[Data records]
-- BEGIN --
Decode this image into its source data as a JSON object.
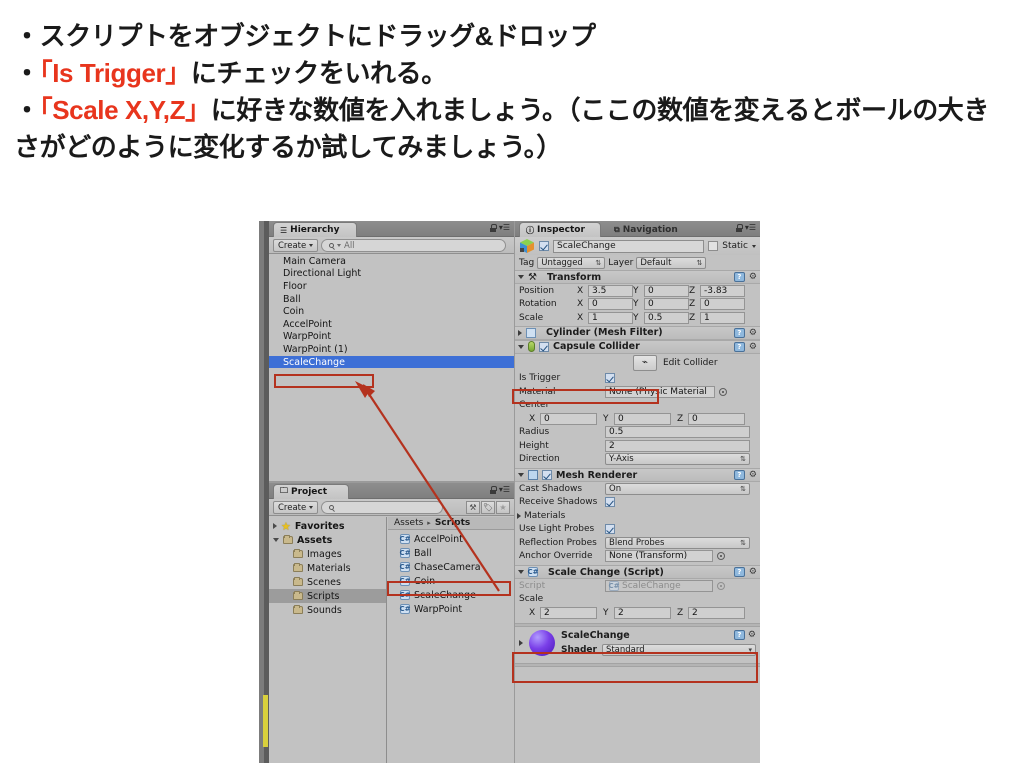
{
  "slide": {
    "line1": "・スクリプトをオブジェクトにドラッグ&ドロップ",
    "line2_bullet": "・",
    "line2_accent": "「Is Trigger」",
    "line2_rest": "にチェックをいれる。",
    "line3_bullet": "・",
    "line3_accent": "「Scale X,Y,Z」",
    "line3_rest": "に好きな数値を入れましょう。（ここの数値を変え",
    "line4": "るとボールの大きさがどのように変化するか試してみましょう。）",
    "accent_color": "#e8351d"
  },
  "hierarchy": {
    "tab_label": "Hierarchy",
    "tab_icon": "hierarchy-icon",
    "create_label": "Create",
    "search_placeholder": "All",
    "search_value": "",
    "items": [
      {
        "label": "Main Camera",
        "selected": false
      },
      {
        "label": "Directional Light",
        "selected": false
      },
      {
        "label": "Floor",
        "selected": false
      },
      {
        "label": "Ball",
        "selected": false
      },
      {
        "label": "Coin",
        "selected": false
      },
      {
        "label": "AccelPoint",
        "selected": false
      },
      {
        "label": "WarpPoint",
        "selected": false
      },
      {
        "label": "WarpPoint (1)",
        "selected": false
      },
      {
        "label": "ScaleChange",
        "selected": true
      }
    ]
  },
  "project": {
    "tab_label": "Project",
    "create_label": "Create",
    "search_value": "",
    "toolbar_icons": [
      "favorites-filter-icon",
      "label-filter-icon",
      "star-filter-icon"
    ],
    "tree": [
      {
        "label": "Favorites",
        "kind": "star",
        "indent": 0,
        "selected": false,
        "twist": "closed"
      },
      {
        "label": "Assets",
        "kind": "folder",
        "indent": 0,
        "selected": false,
        "twist": "open"
      },
      {
        "label": "Images",
        "kind": "folder",
        "indent": 1,
        "selected": false,
        "twist": "none"
      },
      {
        "label": "Materials",
        "kind": "folder",
        "indent": 1,
        "selected": false,
        "twist": "none"
      },
      {
        "label": "Scenes",
        "kind": "folder",
        "indent": 1,
        "selected": false,
        "twist": "none"
      },
      {
        "label": "Scripts",
        "kind": "folder",
        "indent": 1,
        "selected": true,
        "twist": "none"
      },
      {
        "label": "Sounds",
        "kind": "folder",
        "indent": 1,
        "selected": false,
        "twist": "none"
      }
    ],
    "breadcrumb_root": "Assets",
    "breadcrumb_sep": "▸",
    "breadcrumb_current": "Scripts",
    "assets": [
      {
        "label": "AccelPoint",
        "highlighted": false
      },
      {
        "label": "Ball",
        "highlighted": false
      },
      {
        "label": "ChaseCamera",
        "highlighted": false
      },
      {
        "label": "Coin",
        "highlighted": false
      },
      {
        "label": "ScaleChange",
        "highlighted": true
      },
      {
        "label": "WarpPoint",
        "highlighted": false
      }
    ]
  },
  "inspector": {
    "tab_label": "Inspector",
    "tab2_label": "Navigation",
    "object_name": "ScaleChange",
    "object_enabled": true,
    "static_label": "Static",
    "static_checked": false,
    "tag_label": "Tag",
    "tag_value": "Untagged",
    "layer_label": "Layer",
    "layer_value": "Default",
    "transform": {
      "title": "Transform",
      "rows": [
        {
          "label": "Position",
          "x": "3.5",
          "y": "0",
          "z": "-3.83"
        },
        {
          "label": "Rotation",
          "x": "0",
          "y": "0",
          "z": "0"
        },
        {
          "label": "Scale",
          "x": "1",
          "y": "0.5",
          "z": "1"
        }
      ],
      "axis_x": "X",
      "axis_y": "Y",
      "axis_z": "Z"
    },
    "mesh_filter": {
      "title": "Cylinder (Mesh Filter)"
    },
    "capsule_collider": {
      "title": "Capsule Collider",
      "enabled": true,
      "edit_collider_label": "Edit Collider",
      "is_trigger_label": "Is Trigger",
      "is_trigger_checked": true,
      "material_label": "Material",
      "material_value": "None (Physic Material",
      "center_label": "Center",
      "center_x": "0",
      "center_y": "0",
      "center_z": "0",
      "radius_label": "Radius",
      "radius_value": "0.5",
      "height_label": "Height",
      "height_value": "2",
      "direction_label": "Direction",
      "direction_value": "Y-Axis"
    },
    "mesh_renderer": {
      "title": "Mesh Renderer",
      "enabled": true,
      "cast_shadows_label": "Cast Shadows",
      "cast_shadows_value": "On",
      "receive_shadows_label": "Receive Shadows",
      "receive_shadows_checked": true,
      "materials_label": "Materials",
      "use_light_probes_label": "Use Light Probes",
      "use_light_probes_checked": true,
      "reflection_probes_label": "Reflection Probes",
      "reflection_probes_value": "Blend Probes",
      "anchor_override_label": "Anchor Override",
      "anchor_override_value": "None (Transform)"
    },
    "script_component": {
      "title": "Scale Change (Script)",
      "script_label": "Script",
      "script_value": "ScaleChange",
      "scale_label": "Scale",
      "scale_x": "2",
      "scale_y": "2",
      "scale_z": "2",
      "axis_x": "X",
      "axis_y": "Y",
      "axis_z": "Z"
    },
    "material_component": {
      "title": "ScaleChange",
      "shader_label": "Shader",
      "shader_value": "Standard"
    }
  },
  "annotations": {
    "box_color": "#b4321e",
    "arrow_color": "#b4321e",
    "boxes": [
      "hierarchy-scalechange-box",
      "project-scalechange-box",
      "is-trigger-box",
      "script-scale-box"
    ]
  }
}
-- END --
▸ **EXERCISE PROMPT**:
Omit pictures; set down the rest of the material word for word.

▸ **WRITTEN SOLUTION**:
Decode this image into its source data as a JSON object.
{
  "slide": {
    "line1": "・スクリプトをオブジェクトにドラッグ&ドロップ",
    "line2_bullet": "・",
    "line2_accent": "「Is Trigger」",
    "line2_rest": "にチェックをいれる。",
    "line3_bullet": "・",
    "line3_accent": "「Scale X,Y,Z」",
    "line3_rest": "に好きな数値を入れましょう。（ここの数値を変え",
    "line4": "るとボールの大きさがどのように変化するか試してみましょう。）",
    "accent_color": "#e8351d"
  },
  "hierarchy": {
    "tab_label": "Hierarchy",
    "tab_icon": "hierarchy-icon",
    "create_label": "Create",
    "search_placeholder": "All",
    "search_value": "",
    "items": [
      {
        "label": "Main Camera",
        "selected": false
      },
      {
        "label": "Directional Light",
        "selected": false
      },
      {
        "label": "Floor",
        "selected": false
      },
      {
        "label": "Ball",
        "selected": false
      },
      {
        "label": "Coin",
        "selected": false
      },
      {
        "label": "AccelPoint",
        "selected": false
      },
      {
        "label": "WarpPoint",
        "selected": false
      },
      {
        "label": "WarpPoint (1)",
        "selected": false
      },
      {
        "label": "ScaleChange",
        "selected": true
      }
    ]
  },
  "project": {
    "tab_label": "Project",
    "create_label": "Create",
    "search_value": "",
    "toolbar_icons": [
      "favorites-filter-icon",
      "label-filter-icon",
      "star-filter-icon"
    ],
    "tree": [
      {
        "label": "Favorites",
        "kind": "star",
        "indent": 0,
        "selected": false,
        "twist": "closed"
      },
      {
        "label": "Assets",
        "kind": "folder",
        "indent": 0,
        "selected": false,
        "twist": "open"
      },
      {
        "label": "Images",
        "kind": "folder",
        "indent": 1,
        "selected": false,
        "twist": "none"
      },
      {
        "label": "Materials",
        "kind": "folder",
        "indent": 1,
        "selected": false,
        "twist": "none"
      },
      {
        "label": "Scenes",
        "kind": "folder",
        "indent": 1,
        "selected": false,
        "twist": "none"
      },
      {
        "label": "Scripts",
        "kind": "folder",
        "indent": 1,
        "selected": true,
        "twist": "none"
      },
      {
        "label": "Sounds",
        "kind": "folder",
        "indent": 1,
        "selected": false,
        "twist": "none"
      }
    ],
    "breadcrumb_root": "Assets",
    "breadcrumb_sep": "▸",
    "breadcrumb_current": "Scripts",
    "assets": [
      {
        "label": "AccelPoint",
        "highlighted": false
      },
      {
        "label": "Ball",
        "highlighted": false
      },
      {
        "label": "ChaseCamera",
        "highlighted": false
      },
      {
        "label": "Coin",
        "highlighted": false
      },
      {
        "label": "ScaleChange",
        "highlighted": true
      },
      {
        "label": "WarpPoint",
        "highlighted": false
      }
    ]
  },
  "inspector": {
    "tab_label": "Inspector",
    "tab2_label": "Navigation",
    "object_name": "ScaleChange",
    "object_enabled": true,
    "static_label": "Static",
    "static_checked": false,
    "tag_label": "Tag",
    "tag_value": "Untagged",
    "layer_label": "Layer",
    "layer_value": "Default",
    "transform": {
      "title": "Transform",
      "rows": [
        {
          "label": "Position",
          "x": "3.5",
          "y": "0",
          "z": "-3.83"
        },
        {
          "label": "Rotation",
          "x": "0",
          "y": "0",
          "z": "0"
        },
        {
          "label": "Scale",
          "x": "1",
          "y": "0.5",
          "z": "1"
        }
      ],
      "axis_x": "X",
      "axis_y": "Y",
      "axis_z": "Z"
    },
    "mesh_filter": {
      "title": "Cylinder (Mesh Filter)"
    },
    "capsule_collider": {
      "title": "Capsule Collider",
      "enabled": true,
      "edit_collider_label": "Edit Collider",
      "is_trigger_label": "Is Trigger",
      "is_trigger_checked": true,
      "material_label": "Material",
      "material_value": "None (Physic Material",
      "center_label": "Center",
      "center_x": "0",
      "center_y": "0",
      "center_z": "0",
      "radius_label": "Radius",
      "radius_value": "0.5",
      "height_label": "Height",
      "height_value": "2",
      "direction_label": "Direction",
      "direction_value": "Y-Axis"
    },
    "mesh_renderer": {
      "title": "Mesh Renderer",
      "enabled": true,
      "cast_shadows_label": "Cast Shadows",
      "cast_shadows_value": "On",
      "receive_shadows_label": "Receive Shadows",
      "receive_shadows_checked": true,
      "materials_label": "Materials",
      "use_light_probes_label": "Use Light Probes",
      "use_light_probes_checked": true,
      "reflection_probes_label": "Reflection Probes",
      "reflection_probes_value": "Blend Probes",
      "anchor_override_label": "Anchor Override",
      "anchor_override_value": "None (Transform)"
    },
    "script_component": {
      "title": "Scale Change (Script)",
      "script_label": "Script",
      "script_value": "ScaleChange",
      "scale_label": "Scale",
      "scale_x": "2",
      "scale_y": "2",
      "scale_z": "2",
      "axis_x": "X",
      "axis_y": "Y",
      "axis_z": "Z"
    },
    "material_component": {
      "title": "ScaleChange",
      "shader_label": "Shader",
      "shader_value": "Standard"
    }
  },
  "annotations": {
    "box_color": "#b4321e",
    "arrow_color": "#b4321e",
    "boxes": [
      "hierarchy-scalechange-box",
      "project-scalechange-box",
      "is-trigger-box",
      "script-scale-box"
    ]
  }
}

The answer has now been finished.